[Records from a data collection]
════════════════════
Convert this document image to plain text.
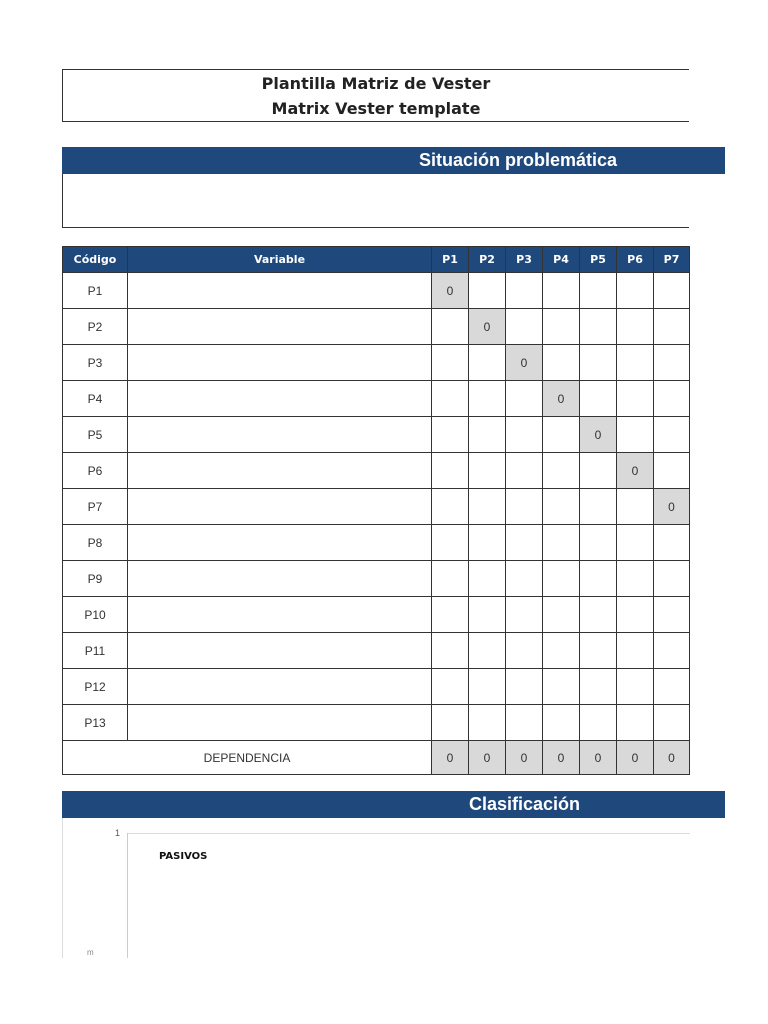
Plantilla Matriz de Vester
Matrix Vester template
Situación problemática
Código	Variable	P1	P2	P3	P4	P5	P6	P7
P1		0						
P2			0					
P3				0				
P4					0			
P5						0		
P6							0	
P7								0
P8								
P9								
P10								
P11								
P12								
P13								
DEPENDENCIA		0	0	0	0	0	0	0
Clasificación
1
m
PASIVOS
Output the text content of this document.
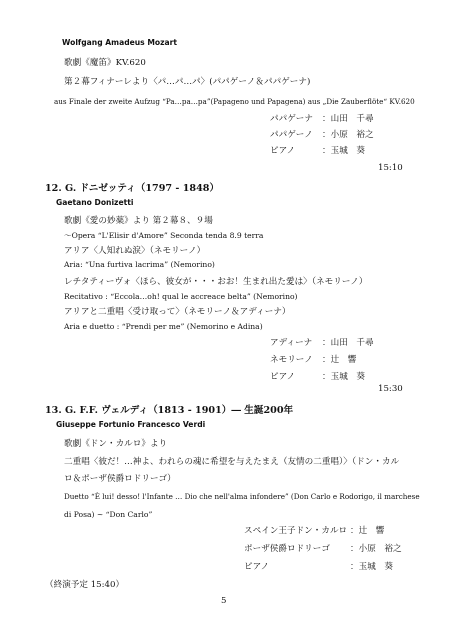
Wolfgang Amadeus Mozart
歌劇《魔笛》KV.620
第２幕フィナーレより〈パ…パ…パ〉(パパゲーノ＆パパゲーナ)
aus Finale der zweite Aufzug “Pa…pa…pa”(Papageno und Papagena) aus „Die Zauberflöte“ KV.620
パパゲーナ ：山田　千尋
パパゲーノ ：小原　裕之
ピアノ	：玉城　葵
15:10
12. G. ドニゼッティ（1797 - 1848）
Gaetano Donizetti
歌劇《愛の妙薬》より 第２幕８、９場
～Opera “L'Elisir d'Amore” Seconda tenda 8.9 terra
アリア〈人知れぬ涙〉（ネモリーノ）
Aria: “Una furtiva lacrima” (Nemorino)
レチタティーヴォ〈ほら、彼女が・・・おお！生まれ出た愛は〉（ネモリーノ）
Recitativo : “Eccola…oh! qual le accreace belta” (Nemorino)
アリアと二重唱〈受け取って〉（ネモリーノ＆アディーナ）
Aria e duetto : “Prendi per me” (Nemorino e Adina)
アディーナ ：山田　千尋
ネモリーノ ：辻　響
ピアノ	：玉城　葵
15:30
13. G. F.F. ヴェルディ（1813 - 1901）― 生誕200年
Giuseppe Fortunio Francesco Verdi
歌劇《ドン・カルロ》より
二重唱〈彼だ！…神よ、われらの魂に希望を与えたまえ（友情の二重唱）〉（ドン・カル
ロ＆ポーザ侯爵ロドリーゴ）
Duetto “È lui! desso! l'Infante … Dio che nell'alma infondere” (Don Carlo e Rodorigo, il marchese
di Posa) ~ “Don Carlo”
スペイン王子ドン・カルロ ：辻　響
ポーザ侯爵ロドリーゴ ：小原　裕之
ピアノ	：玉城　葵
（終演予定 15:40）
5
════════════════════
Stated exercise -
Count every line in the entries above where the word "パパゲーノ" appears; respond with the number alone.

The reply -
2